— Entries shown —
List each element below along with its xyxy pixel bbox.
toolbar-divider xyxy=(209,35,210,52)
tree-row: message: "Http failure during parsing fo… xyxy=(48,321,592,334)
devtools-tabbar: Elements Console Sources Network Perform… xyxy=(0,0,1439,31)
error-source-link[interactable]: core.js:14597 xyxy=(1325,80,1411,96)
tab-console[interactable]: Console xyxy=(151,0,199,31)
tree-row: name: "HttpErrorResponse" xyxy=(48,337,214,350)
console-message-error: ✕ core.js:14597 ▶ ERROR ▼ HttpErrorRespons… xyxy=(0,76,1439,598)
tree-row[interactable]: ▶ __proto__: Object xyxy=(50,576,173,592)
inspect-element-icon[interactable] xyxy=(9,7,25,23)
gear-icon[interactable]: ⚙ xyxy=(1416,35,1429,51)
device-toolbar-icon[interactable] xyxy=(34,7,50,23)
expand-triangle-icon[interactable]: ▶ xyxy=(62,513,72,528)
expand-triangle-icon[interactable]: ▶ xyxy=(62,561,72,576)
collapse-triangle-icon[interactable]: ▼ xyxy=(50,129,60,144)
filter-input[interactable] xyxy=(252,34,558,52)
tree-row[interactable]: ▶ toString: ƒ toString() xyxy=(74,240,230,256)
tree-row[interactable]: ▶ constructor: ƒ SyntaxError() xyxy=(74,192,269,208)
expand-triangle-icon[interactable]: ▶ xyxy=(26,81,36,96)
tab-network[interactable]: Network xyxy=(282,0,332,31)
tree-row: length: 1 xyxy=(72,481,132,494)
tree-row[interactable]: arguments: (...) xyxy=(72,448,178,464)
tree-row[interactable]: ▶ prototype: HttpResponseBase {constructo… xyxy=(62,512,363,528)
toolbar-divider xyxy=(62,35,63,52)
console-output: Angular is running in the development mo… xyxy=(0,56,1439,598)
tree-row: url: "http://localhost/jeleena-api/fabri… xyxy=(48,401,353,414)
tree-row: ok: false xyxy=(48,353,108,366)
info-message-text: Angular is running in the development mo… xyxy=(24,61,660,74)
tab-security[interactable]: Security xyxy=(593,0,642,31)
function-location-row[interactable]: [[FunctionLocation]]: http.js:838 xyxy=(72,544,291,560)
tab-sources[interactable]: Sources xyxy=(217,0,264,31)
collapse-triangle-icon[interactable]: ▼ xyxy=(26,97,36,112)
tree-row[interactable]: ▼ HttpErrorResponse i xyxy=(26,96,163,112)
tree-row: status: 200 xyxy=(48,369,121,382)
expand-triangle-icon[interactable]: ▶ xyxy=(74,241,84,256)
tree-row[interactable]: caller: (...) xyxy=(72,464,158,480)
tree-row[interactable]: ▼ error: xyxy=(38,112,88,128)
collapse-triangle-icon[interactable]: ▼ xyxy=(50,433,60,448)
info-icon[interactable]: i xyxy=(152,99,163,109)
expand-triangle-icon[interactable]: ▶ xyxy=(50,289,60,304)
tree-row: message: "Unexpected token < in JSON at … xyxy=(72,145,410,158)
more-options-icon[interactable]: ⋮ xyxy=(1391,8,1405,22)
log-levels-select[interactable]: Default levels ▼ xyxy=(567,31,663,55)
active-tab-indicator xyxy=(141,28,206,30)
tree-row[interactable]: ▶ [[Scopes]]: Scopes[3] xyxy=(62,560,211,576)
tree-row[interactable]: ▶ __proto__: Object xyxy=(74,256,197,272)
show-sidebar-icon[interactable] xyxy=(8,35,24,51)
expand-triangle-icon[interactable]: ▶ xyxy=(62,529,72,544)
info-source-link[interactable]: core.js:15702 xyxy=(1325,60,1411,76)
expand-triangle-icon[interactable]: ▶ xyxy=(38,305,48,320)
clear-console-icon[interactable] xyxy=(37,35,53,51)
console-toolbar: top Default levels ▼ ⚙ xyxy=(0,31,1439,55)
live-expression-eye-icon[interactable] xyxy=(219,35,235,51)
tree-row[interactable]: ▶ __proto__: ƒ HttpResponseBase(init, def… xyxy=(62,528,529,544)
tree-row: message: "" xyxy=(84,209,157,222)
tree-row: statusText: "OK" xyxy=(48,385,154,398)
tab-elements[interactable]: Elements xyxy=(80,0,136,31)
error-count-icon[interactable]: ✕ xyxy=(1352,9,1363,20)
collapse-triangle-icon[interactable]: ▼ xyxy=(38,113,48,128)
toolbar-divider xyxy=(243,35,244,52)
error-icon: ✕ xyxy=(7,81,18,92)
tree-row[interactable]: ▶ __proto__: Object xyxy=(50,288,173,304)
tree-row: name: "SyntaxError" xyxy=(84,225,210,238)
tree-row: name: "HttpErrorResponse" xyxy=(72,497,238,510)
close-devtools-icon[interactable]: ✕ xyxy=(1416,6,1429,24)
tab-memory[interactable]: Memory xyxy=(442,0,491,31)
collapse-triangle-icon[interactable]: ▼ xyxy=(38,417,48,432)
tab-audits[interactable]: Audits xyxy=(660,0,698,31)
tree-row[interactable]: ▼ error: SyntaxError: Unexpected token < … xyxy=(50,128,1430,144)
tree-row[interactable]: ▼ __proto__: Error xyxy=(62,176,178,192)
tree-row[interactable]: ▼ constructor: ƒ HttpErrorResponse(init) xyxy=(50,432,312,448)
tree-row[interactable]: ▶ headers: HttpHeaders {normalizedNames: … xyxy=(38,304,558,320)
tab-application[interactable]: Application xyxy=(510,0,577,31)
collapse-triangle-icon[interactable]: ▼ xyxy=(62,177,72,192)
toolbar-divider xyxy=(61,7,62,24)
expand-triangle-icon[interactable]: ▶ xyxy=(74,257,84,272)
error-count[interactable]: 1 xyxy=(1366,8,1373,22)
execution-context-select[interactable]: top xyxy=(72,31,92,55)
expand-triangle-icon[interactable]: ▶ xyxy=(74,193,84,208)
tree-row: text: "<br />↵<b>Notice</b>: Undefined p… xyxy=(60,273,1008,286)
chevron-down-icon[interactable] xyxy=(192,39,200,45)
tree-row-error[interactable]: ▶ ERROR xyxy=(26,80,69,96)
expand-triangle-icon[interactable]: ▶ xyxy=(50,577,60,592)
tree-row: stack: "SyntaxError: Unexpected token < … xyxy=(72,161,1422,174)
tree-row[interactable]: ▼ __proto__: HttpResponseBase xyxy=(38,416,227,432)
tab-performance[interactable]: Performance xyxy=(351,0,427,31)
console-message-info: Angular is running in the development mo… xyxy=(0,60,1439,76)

— Exercise aim —
Reproduce every one of the entries above verbatim, without altering any character.

— Result of this exercise —
List each element below along with its xyxy pixel bbox.
toolbar-divider xyxy=(209,35,210,52)
tree-row: message: "Http failure during parsing fo… xyxy=(48,321,592,334)
devtools-tabbar: Elements Console Sources Network Perform… xyxy=(0,0,1439,31)
error-source-link[interactable]: core.js:14597 xyxy=(1325,80,1411,96)
tab-console[interactable]: Console xyxy=(151,0,199,31)
tree-row: name: "HttpErrorResponse" xyxy=(48,337,214,350)
console-message-error: ✕ core.js:14597 ▶ ERROR ▼ HttpErrorRespons… xyxy=(0,76,1439,598)
tree-row[interactable]: ▶ __proto__: Object xyxy=(50,576,173,592)
inspect-element-icon[interactable] xyxy=(9,7,25,23)
gear-icon[interactable]: ⚙ xyxy=(1416,35,1429,51)
device-toolbar-icon[interactable] xyxy=(34,7,50,23)
expand-triangle-icon[interactable]: ▶ xyxy=(62,513,72,528)
expand-triangle-icon[interactable]: ▶ xyxy=(62,561,72,576)
collapse-triangle-icon[interactable]: ▼ xyxy=(50,129,60,144)
filter-input[interactable] xyxy=(252,34,558,52)
tree-row[interactable]: ▶ toString: ƒ toString() xyxy=(74,240,230,256)
tree-row[interactable]: ▶ constructor: ƒ SyntaxError() xyxy=(74,192,269,208)
expand-triangle-icon[interactable]: ▶ xyxy=(26,81,36,96)
tab-network[interactable]: Network xyxy=(282,0,332,31)
tree-row: length: 1 xyxy=(72,481,132,494)
tree-row[interactable]: arguments: (...) xyxy=(72,448,178,464)
tree-row[interactable]: ▶ prototype: HttpResponseBase {constructo… xyxy=(62,512,363,528)
toolbar-divider xyxy=(62,35,63,52)
console-output: Angular is running in the development mo… xyxy=(0,56,1439,598)
tree-row: url: "http://localhost/jeleena-api/fabri… xyxy=(48,401,353,414)
tree-row: ok: false xyxy=(48,353,108,366)
info-message-text: Angular is running in the development mo… xyxy=(24,61,660,74)
tab-security[interactable]: Security xyxy=(593,0,642,31)
function-location-row[interactable]: [[FunctionLocation]]: http.js:838 xyxy=(72,544,291,560)
tab-sources[interactable]: Sources xyxy=(217,0,264,31)
collapse-triangle-icon[interactable]: ▼ xyxy=(26,97,36,112)
tree-row[interactable]: ▼ HttpErrorResponse i xyxy=(26,96,163,112)
tree-row: status: 200 xyxy=(48,369,121,382)
expand-triangle-icon[interactable]: ▶ xyxy=(74,241,84,256)
tree-row[interactable]: caller: (...) xyxy=(72,464,158,480)
tree-row[interactable]: ▼ error: xyxy=(38,112,88,128)
collapse-triangle-icon[interactable]: ▼ xyxy=(50,433,60,448)
info-icon[interactable]: i xyxy=(152,99,163,109)
expand-triangle-icon[interactable]: ▶ xyxy=(50,289,60,304)
tree-row: message: "Unexpected token < in JSON at … xyxy=(72,145,410,158)
more-options-icon[interactable]: ⋮ xyxy=(1391,8,1405,22)
log-levels-select[interactable]: Default levels ▼ xyxy=(567,31,663,55)
active-tab-indicator xyxy=(141,28,206,30)
tree-row[interactable]: ▶ [[Scopes]]: Scopes[3] xyxy=(62,560,211,576)
tree-row[interactable]: ▶ __proto__: Object xyxy=(74,256,197,272)
show-sidebar-icon[interactable] xyxy=(8,35,24,51)
expand-triangle-icon[interactable]: ▶ xyxy=(62,529,72,544)
info-source-link[interactable]: core.js:15702 xyxy=(1325,60,1411,76)
expand-triangle-icon[interactable]: ▶ xyxy=(38,305,48,320)
clear-console-icon[interactable] xyxy=(37,35,53,51)
console-toolbar: top Default levels ▼ ⚙ xyxy=(0,31,1439,55)
live-expression-eye-icon[interactable] xyxy=(219,35,235,51)
tree-row[interactable]: ▶ __proto__: ƒ HttpResponseBase(init, def… xyxy=(62,528,529,544)
tree-row: message: "" xyxy=(84,209,157,222)
tree-row: statusText: "OK" xyxy=(48,385,154,398)
tab-elements[interactable]: Elements xyxy=(80,0,136,31)
error-count-icon[interactable]: ✕ xyxy=(1352,9,1363,20)
collapse-triangle-icon[interactable]: ▼ xyxy=(38,113,48,128)
toolbar-divider xyxy=(243,35,244,52)
error-icon: ✕ xyxy=(7,81,18,92)
tree-row[interactable]: ▶ __proto__: Object xyxy=(50,288,173,304)
tree-row: name: "SyntaxError" xyxy=(84,225,210,238)
tree-row: name: "HttpErrorResponse" xyxy=(72,497,238,510)
close-devtools-icon[interactable]: ✕ xyxy=(1416,6,1429,24)
tab-memory[interactable]: Memory xyxy=(442,0,491,31)
collapse-triangle-icon[interactable]: ▼ xyxy=(38,417,48,432)
tab-audits[interactable]: Audits xyxy=(660,0,698,31)
tree-row[interactable]: ▼ error: SyntaxError: Unexpected token < … xyxy=(50,128,1430,144)
tree-row[interactable]: ▼ __proto__: Error xyxy=(62,176,178,192)
tree-row[interactable]: ▼ constructor: ƒ HttpErrorResponse(init) xyxy=(50,432,312,448)
tree-row[interactable]: ▶ headers: HttpHeaders {normalizedNames: … xyxy=(38,304,558,320)
tab-application[interactable]: Application xyxy=(510,0,577,31)
collapse-triangle-icon[interactable]: ▼ xyxy=(62,177,72,192)
toolbar-divider xyxy=(61,7,62,24)
expand-triangle-icon[interactable]: ▶ xyxy=(74,257,84,272)
error-count[interactable]: 1 xyxy=(1366,8,1373,22)
execution-context-select[interactable]: top xyxy=(72,31,92,55)
expand-triangle-icon[interactable]: ▶ xyxy=(74,193,84,208)
tree-row: text: "<br />↵<b>Notice</b>: Undefined p… xyxy=(60,273,1008,286)
chevron-down-icon[interactable] xyxy=(192,39,200,45)
tree-row-error[interactable]: ▶ ERROR xyxy=(26,80,69,96)
expand-triangle-icon[interactable]: ▶ xyxy=(50,577,60,592)
tree-row: stack: "SyntaxError: Unexpected token < … xyxy=(72,161,1422,174)
tree-row[interactable]: ▼ __proto__: HttpResponseBase xyxy=(38,416,227,432)
tab-performance[interactable]: Performance xyxy=(351,0,427,31)
console-message-info: Angular is running in the development mo… xyxy=(0,60,1439,76)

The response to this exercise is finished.